Given task
In the data below, find each line containing the string "колонтитул" and return it.

Input for this task
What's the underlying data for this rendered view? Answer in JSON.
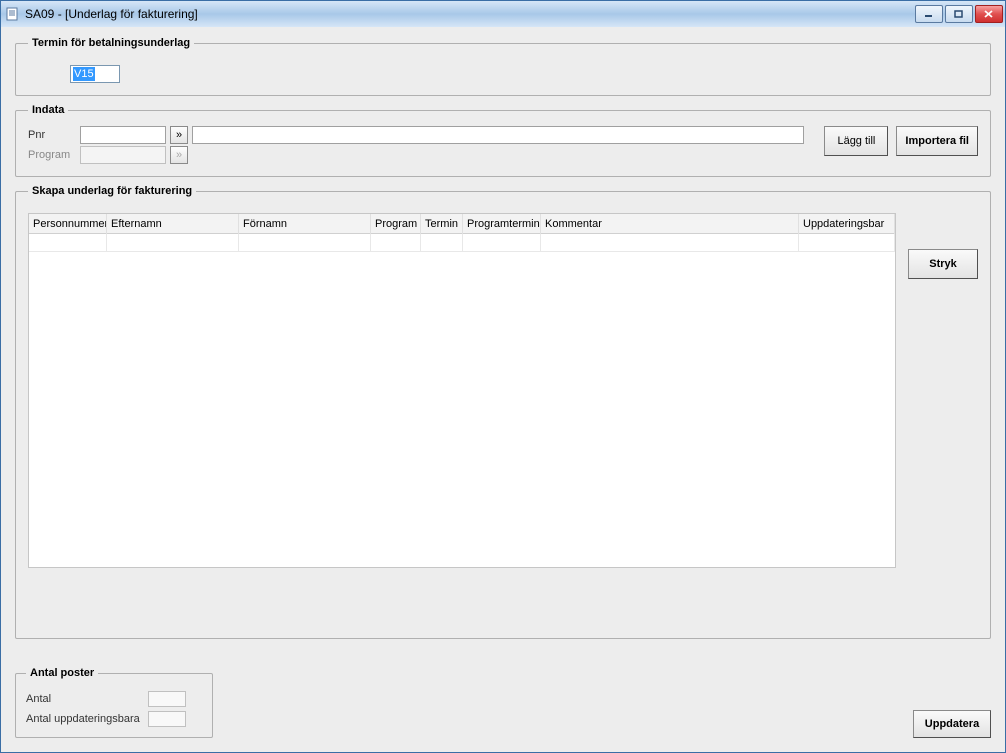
{
  "window": {
    "title": "SA09 - [Underlag för fakturering]"
  },
  "group_termin": {
    "legend": "Termin för betalningsunderlag",
    "value": "V15"
  },
  "group_indata": {
    "legend": "Indata",
    "pnr_label": "Pnr",
    "pnr_value": "",
    "pnr_lookup_glyph": "»",
    "program_label": "Program",
    "program_value": "",
    "program_lookup_glyph": "»",
    "long_value": "",
    "btn_add": "Lägg till",
    "btn_import": "Importera fil"
  },
  "group_skapa": {
    "legend": "Skapa underlag för fakturering",
    "columns": {
      "personnummer": "Personnummer",
      "efternamn": "Efternamn",
      "fornamn": "Förnamn",
      "program": "Program",
      "termin": "Termin",
      "programtermin": "Programtermin",
      "kommentar": "Kommentar",
      "uppdateringsbar": "Uppdateringsbar"
    },
    "btn_stryk": "Stryk"
  },
  "group_antal": {
    "legend": "Antal poster",
    "antal_label": "Antal",
    "antal_value": "",
    "antal_upp_label": "Antal uppdateringsbara",
    "antal_upp_value": ""
  },
  "btn_uppdatera": "Uppdatera"
}
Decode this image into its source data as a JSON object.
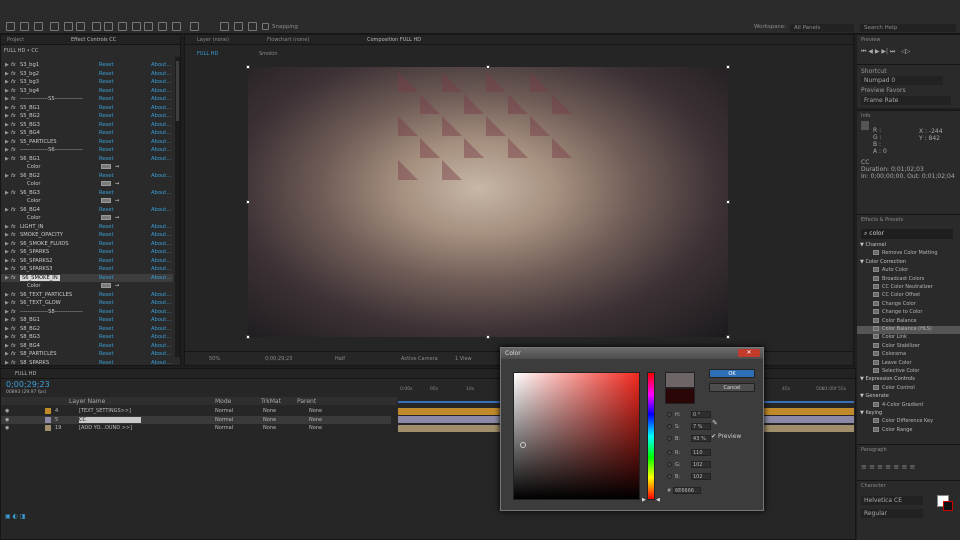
{
  "toolbar": {
    "snapping": "Snapping",
    "workspace_label": "Workspace:",
    "workspace_value": "All Panels",
    "search_help": "Search Help"
  },
  "project_panel": {
    "tab_project": "Project",
    "tab_effect_controls": "Effect Controls CC",
    "subtitle": "FULL HD • CC"
  },
  "effects": [
    {
      "name": "S3_bg1",
      "type": "fx"
    },
    {
      "name": "S3_bg2",
      "type": "fx"
    },
    {
      "name": "S3_bg3",
      "type": "fx"
    },
    {
      "name": "S3_bg4",
      "type": "fx"
    },
    {
      "name": "---------------S5---------------",
      "type": "fx"
    },
    {
      "name": "S5_BG1",
      "type": "fx"
    },
    {
      "name": "S5_BG2",
      "type": "fx"
    },
    {
      "name": "S5_BG3",
      "type": "fx"
    },
    {
      "name": "S5_BG4",
      "type": "fx"
    },
    {
      "name": "S5_PARTICLES",
      "type": "fx"
    },
    {
      "name": "---------------S6---------------",
      "type": "fx"
    },
    {
      "name": "S6_BG1",
      "type": "fx"
    },
    {
      "name": "Color",
      "type": "color"
    },
    {
      "name": "S6_BG2",
      "type": "fx"
    },
    {
      "name": "Color",
      "type": "color"
    },
    {
      "name": "S6_BG3",
      "type": "fx"
    },
    {
      "name": "Color",
      "type": "color"
    },
    {
      "name": "S6_BG4",
      "type": "fx"
    },
    {
      "name": "Color",
      "type": "color"
    },
    {
      "name": "LIGHT_IN",
      "type": "fx"
    },
    {
      "name": "SMOKE_OPACITY",
      "type": "fx"
    },
    {
      "name": "S6_SMOKE_FLUIDS",
      "type": "fx"
    },
    {
      "name": "S6_SPARKS",
      "type": "fx"
    },
    {
      "name": "S6_SPARKS2",
      "type": "fx"
    },
    {
      "name": "S6_SPARKS3",
      "type": "fx"
    },
    {
      "name": "S6_SMOKE_IN",
      "type": "fx",
      "selected": true
    },
    {
      "name": "Color",
      "type": "color"
    },
    {
      "name": "S6_TEXT_PARTICLES",
      "type": "fx"
    },
    {
      "name": "S6_TEXT_GLOW",
      "type": "fx"
    },
    {
      "name": "---------------S8---------------",
      "type": "fx"
    },
    {
      "name": "S8_BG1",
      "type": "fx"
    },
    {
      "name": "S8_BG2",
      "type": "fx"
    },
    {
      "name": "S8_BG3",
      "type": "fx"
    },
    {
      "name": "S8_BG4",
      "type": "fx"
    },
    {
      "name": "S8_PARTICLES",
      "type": "fx"
    },
    {
      "name": "S8_SPARKS",
      "type": "fx"
    }
  ],
  "effect_reset_label": "Reset",
  "effect_about_label": "About...",
  "comp": {
    "tab_layer": "Layer (none)",
    "tab_flowchart": "Flowchart (none)",
    "tab_composition": "Composition FULL HD",
    "subtab": "FULL HD",
    "subtab2": "Smokin",
    "zoom": "50%",
    "timecode": "0;00;29;23",
    "resolution": "Half",
    "camera": "Active Camera",
    "views": "1 View"
  },
  "preview_panel": {
    "title": "Preview",
    "shortcut_label": "Shortcut",
    "shortcut_value": "Numpad 0",
    "preview_favors": "Preview Favors",
    "favors_value": "Frame Rate"
  },
  "info_panel": {
    "title": "Info",
    "r": "R :",
    "g": "G :",
    "b": "B :",
    "a": "A : 0",
    "x": "X : -244",
    "y": "Y : 842",
    "comp_name": "CC",
    "duration": "Duration: 0;01;02;03",
    "inout": "In: 0;00;00;00, Out: 0;01;02;04"
  },
  "effects_presets": {
    "title": "Effects & Presets",
    "search": "color",
    "tree": [
      {
        "label": "Channel",
        "cat": true
      },
      {
        "label": "Remove Color Matting"
      },
      {
        "label": "Color Correction",
        "cat": true
      },
      {
        "label": "Auto Color"
      },
      {
        "label": "Broadcast Colors"
      },
      {
        "label": "CC Color Neutralizer"
      },
      {
        "label": "CC Color Offset"
      },
      {
        "label": "Change Color"
      },
      {
        "label": "Change to Color"
      },
      {
        "label": "Color Balance"
      },
      {
        "label": "Color Balance (HLS)",
        "selected": true
      },
      {
        "label": "Color Link"
      },
      {
        "label": "Color Stabilizer"
      },
      {
        "label": "Colorama"
      },
      {
        "label": "Leave Color"
      },
      {
        "label": "Selective Color"
      },
      {
        "label": "Expression Controls",
        "cat": true
      },
      {
        "label": "Color Control"
      },
      {
        "label": "Generate",
        "cat": true
      },
      {
        "label": "4-Color Gradient"
      },
      {
        "label": "Keying",
        "cat": true
      },
      {
        "label": "Color Difference Key"
      },
      {
        "label": "Color Range"
      }
    ]
  },
  "paragraph_panel": {
    "title": "Paragraph"
  },
  "character_panel": {
    "title": "Character",
    "font": "Helvetica CE",
    "style": "Regular"
  },
  "timeline": {
    "tab": "FULL HD",
    "timecode": "0;00;29;23",
    "fps": "00893 (29.97 fps)",
    "col_layer_name": "Layer Name",
    "col_mode": "Mode",
    "col_trkmat": "TrkMat",
    "col_parent": "Parent",
    "layers": [
      {
        "num": "4",
        "name": "[TEXT_SETTINGS>>]",
        "mode": "Normal",
        "trk": "None",
        "parent": "None",
        "color": "#c08a2a"
      },
      {
        "num": "5",
        "name": "CC",
        "mode": "Normal",
        "trk": "None",
        "parent": "None",
        "color": "#8a8aa8"
      },
      {
        "num": "19",
        "name": "[ADD YO...OUND >>]",
        "mode": "Normal",
        "trk": "None",
        "parent": "None",
        "color": "#a08f6a"
      }
    ],
    "ruler": [
      "0:00s",
      "05s",
      "10s",
      "15s",
      "45s",
      "50s",
      "55s",
      "01:00f"
    ]
  },
  "color_dialog": {
    "title": "Color",
    "ok": "OK",
    "cancel": "Cancel",
    "preview": "Preview",
    "h_label": "H:",
    "h_val": "0 °",
    "s_label": "S:",
    "s_val": "7 %",
    "b_label": "B:",
    "b_val": "43 %",
    "r_label": "R:",
    "r_val": "110",
    "g_label": "G:",
    "g_val": "102",
    "bb_label": "B:",
    "bb_val": "102",
    "hex_label": "#",
    "hex_val": "6E6666",
    "new_color": "#6e6666",
    "old_color": "#2a0606"
  }
}
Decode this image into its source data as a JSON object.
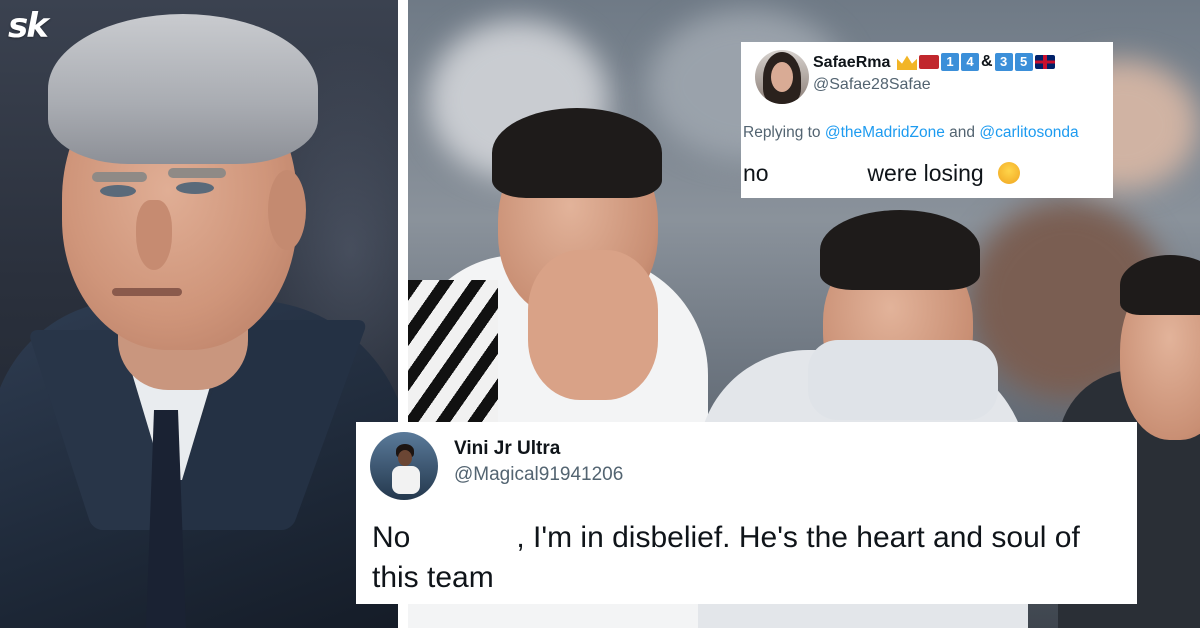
{
  "brand": {
    "logo_text": "sk"
  },
  "tweets": [
    {
      "display_name": "SafaeRma",
      "badges": [
        "1",
        "4",
        "&",
        "3",
        "5"
      ],
      "handle": "@Safae28Safae",
      "reply_prefix": "Replying to",
      "reply_mention_1": "@theMadridZone",
      "reply_and": "and",
      "reply_mention_2": "@carlitosonda",
      "text_start": "no",
      "text_end": "were losing"
    },
    {
      "display_name": "Vini Jr Ultra",
      "handle": "@Magical91941206",
      "text_start": "No",
      "text_end": ", I'm in disbelief. He's the heart and soul of this team"
    }
  ],
  "colors": {
    "link": "#1d9bf0",
    "handle": "#536471",
    "text": "#0f1419"
  }
}
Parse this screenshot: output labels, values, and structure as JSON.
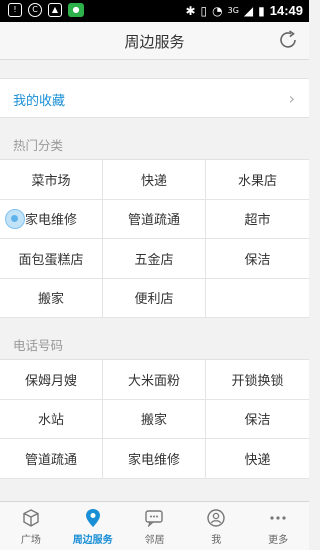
{
  "status_bar": {
    "time": "14:49",
    "network": "3G",
    "left_icons": [
      "notification-icon",
      "vpn-icon",
      "image-icon",
      "wechat-icon"
    ],
    "right_icons": [
      "bluetooth-icon",
      "vibrate-icon",
      "wifi-icon",
      "signal-icon",
      "battery-icon"
    ]
  },
  "header": {
    "title": "周边服务"
  },
  "favorites": {
    "label": "我的收藏"
  },
  "hot_categories": {
    "title": "热门分类",
    "items": [
      "菜市场",
      "快递",
      "水果店",
      "家电维修",
      "管道疏通",
      "超市",
      "面包蛋糕店",
      "五金店",
      "保洁",
      "搬家",
      "便利店",
      ""
    ]
  },
  "phone_numbers": {
    "title": "电话号码",
    "items": [
      "保姆月嫂",
      "大米面粉",
      "开锁换锁",
      "水站",
      "搬家",
      "保洁",
      "管道疏通",
      "家电维修",
      "快递"
    ]
  },
  "bottom_nav": {
    "active": "周边服务",
    "active_color": "#1a8fd6",
    "items": [
      {
        "label": "广场",
        "icon": "box-icon"
      },
      {
        "label": "周边服务",
        "icon": "location-pin-icon"
      },
      {
        "label": "邻居",
        "icon": "chat-icon"
      },
      {
        "label": "我",
        "icon": "person-icon"
      },
      {
        "label": "更多",
        "icon": "more-icon"
      }
    ]
  }
}
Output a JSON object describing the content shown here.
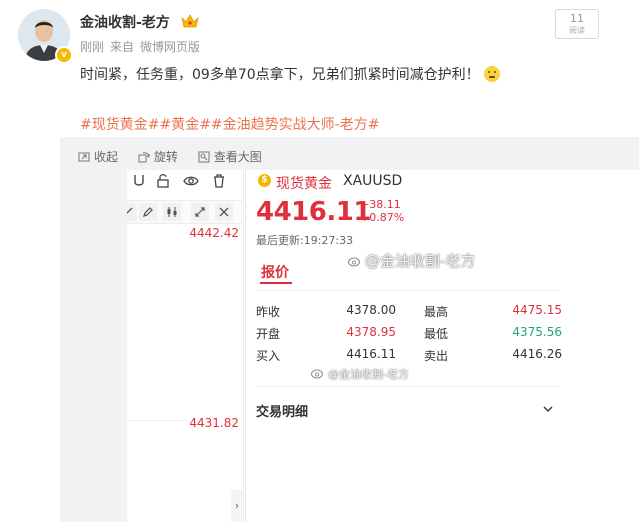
{
  "post": {
    "username": "金油收割-老方",
    "meta": {
      "time": "刚刚",
      "source_prefix": "来自",
      "source": "微博网页版"
    },
    "read_count": "11",
    "read_label": "阅读",
    "content": "时间紧，任务重，09多单70点拿下，兄弟们抓紧时间减仓护利！",
    "hashtags": "#现货黄金##黄金##金油趋势实战大师-老方#"
  },
  "image_tools": [
    {
      "label": "收起",
      "icon": "collapse-icon"
    },
    {
      "label": "旋转",
      "icon": "rotate-icon"
    },
    {
      "label": "查看大图",
      "icon": "view-large-icon"
    }
  ],
  "chart_panel": {
    "price_top": "4442.42",
    "price_bottom": "4431.82"
  },
  "quote": {
    "name": "现货黄金",
    "code": "XAUUSD",
    "price": "4416.11",
    "change": "+38.11",
    "change_pct": "+0.87%",
    "updated": "最后更新:19:27:33",
    "tab": "报价",
    "watermark": "@金油收割-老方",
    "rows": [
      {
        "l1": "昨收",
        "v1": "4378.00",
        "l2": "最高",
        "v2": "4475.15"
      },
      {
        "l1": "开盘",
        "v1": "4378.95",
        "l2": "最低",
        "v2": "4375.56"
      },
      {
        "l1": "买入",
        "v1": "4416.11",
        "l2": "卖出",
        "v2": "4416.26"
      }
    ],
    "detail": "交易明细"
  },
  "colors": {
    "up": "#e0303b",
    "down": "#1aa57a",
    "hashtag": "#eb7350",
    "gold": "#f7b500"
  }
}
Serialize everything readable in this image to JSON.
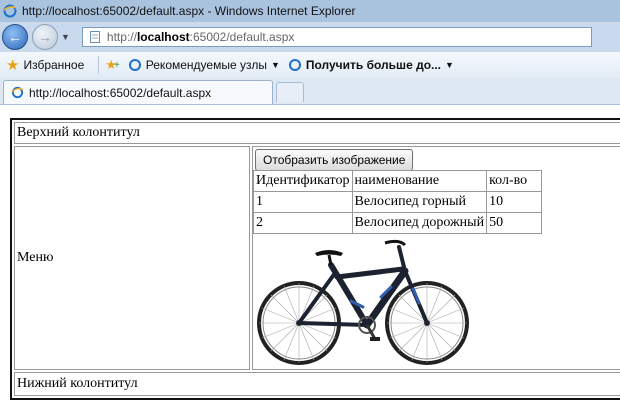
{
  "window": {
    "title": "http://localhost:65002/default.aspx - Windows Internet Explorer"
  },
  "address_bar": {
    "prefix": "http://",
    "host": "localhost",
    "rest": ":65002/default.aspx"
  },
  "favorites_bar": {
    "favorites_label": "Избранное",
    "suggested_label": "Рекомендуемые узлы",
    "more_label": "Получить больше до..."
  },
  "tab": {
    "label": "http://localhost:65002/default.aspx"
  },
  "page": {
    "header_text": "Верхний колонтитул",
    "menu_text": "Меню",
    "footer_text": "Нижний колонтитул",
    "show_button_label": "Отобразить изображение",
    "table": {
      "columns": [
        "Идентификатор",
        "наименование",
        "кол-во"
      ],
      "rows": [
        [
          "1",
          "Велосипед горный",
          "10"
        ],
        [
          "2",
          "Велосипед дорожный",
          "50"
        ]
      ]
    }
  },
  "colors": {
    "titlebar": "#a9c3df",
    "navbar": "#c9daee",
    "bike_frame": "#1c2230",
    "bike_accent": "#2f5fb0"
  },
  "icons": [
    "ie-icon",
    "back-arrow-icon",
    "forward-arrow-icon",
    "page-icon",
    "star-icon",
    "add-favorite-icon",
    "ie-small-icon",
    "new-tab-icon"
  ]
}
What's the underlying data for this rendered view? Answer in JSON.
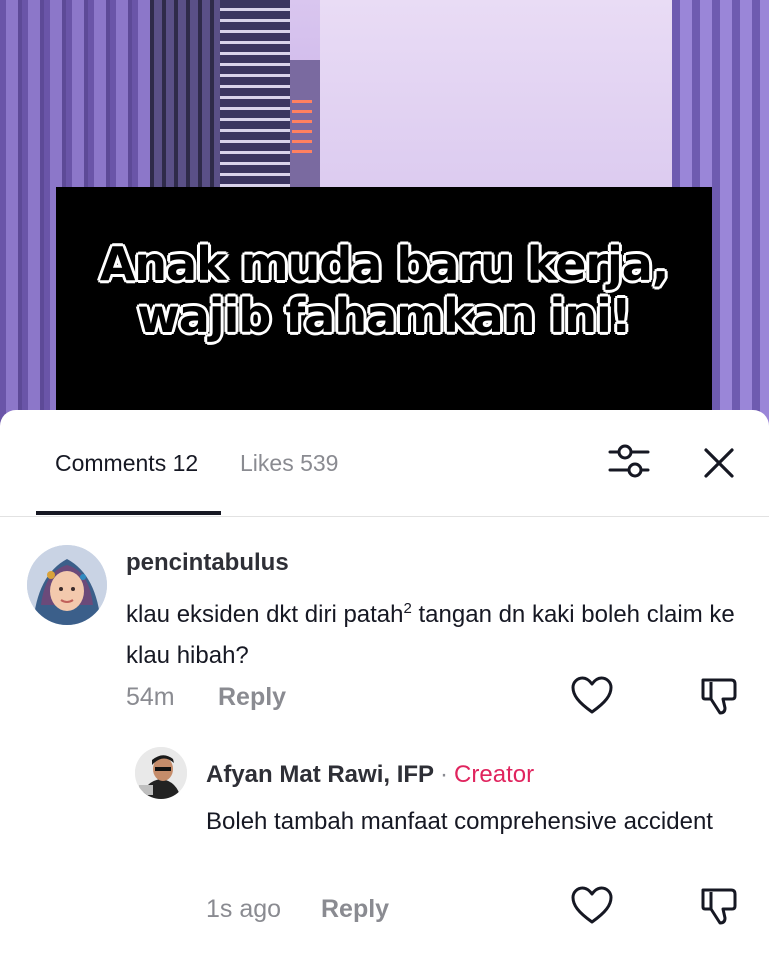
{
  "video": {
    "caption_line1": "Anak muda baru kerja,",
    "caption_line2": "wajib fahamkan ini!"
  },
  "tabs": {
    "comments_label": "Comments 12",
    "likes_label": "Likes 539"
  },
  "icons": {
    "filter": "sliders-icon",
    "close": "close-icon",
    "like": "heart-icon",
    "dislike": "thumbs-down-icon"
  },
  "comments": [
    {
      "username": "pencintabulus",
      "text_before": "klau eksiden dkt diri patah",
      "superscript": "2",
      "text_after": " tangan dn kaki boleh claim ke klau hibah?",
      "time": "54m",
      "reply_label": "Reply"
    },
    {
      "username": "Afyan Mat Rawi, IFP",
      "separator": "·",
      "badge": "Creator",
      "text": "Boleh tambah manfaat comprehensive accident",
      "time": "1s ago",
      "reply_label": "Reply"
    }
  ],
  "colors": {
    "creator_badge": "#e0245e",
    "primary_text": "#161823",
    "secondary_text": "#8a8b91"
  }
}
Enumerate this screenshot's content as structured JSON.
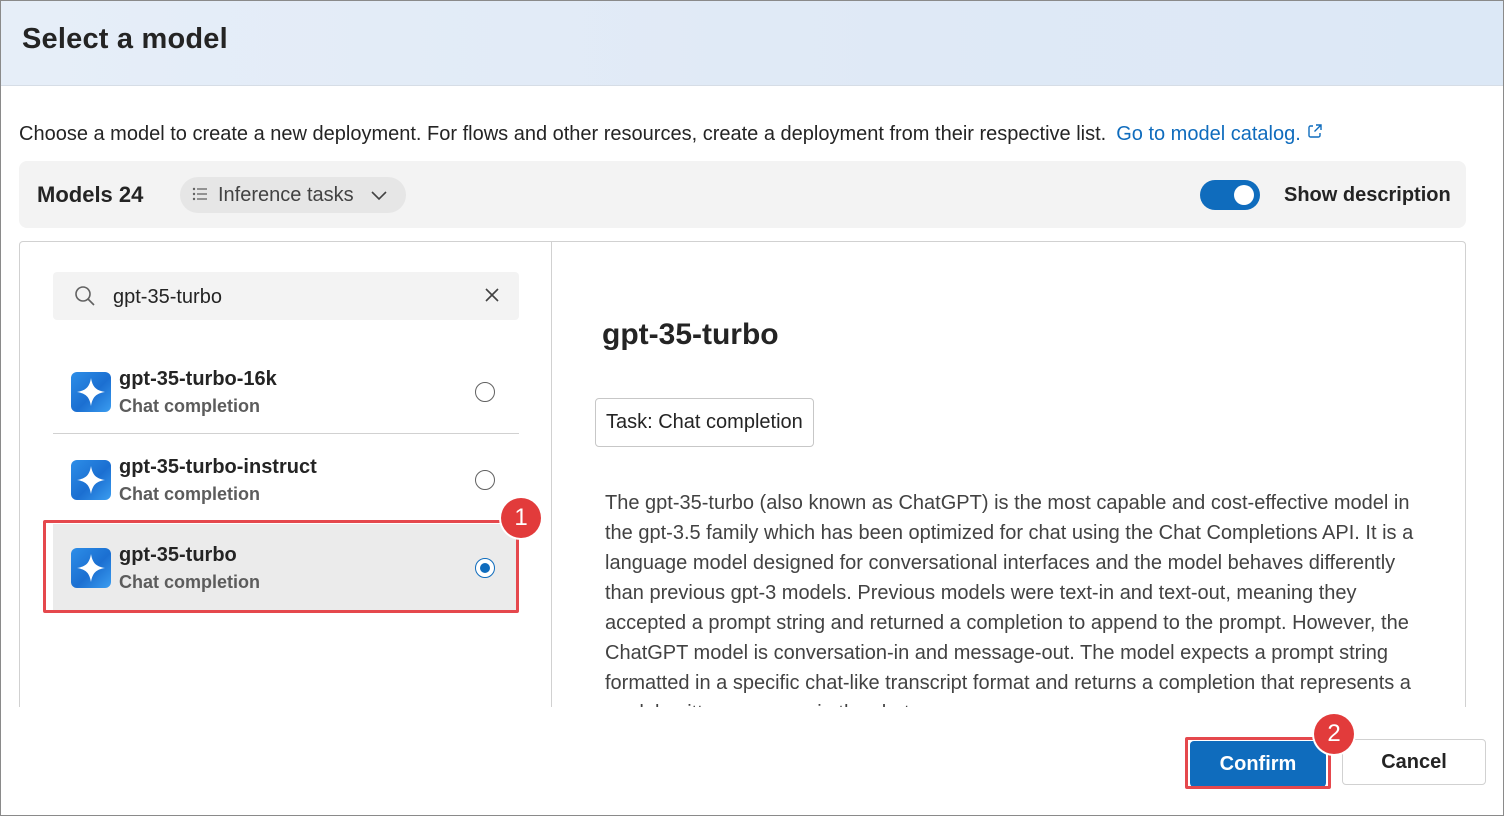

Correct response
    "header_text": "Верхний колонтитул",
    "footer_text": "Нижний колонтитул",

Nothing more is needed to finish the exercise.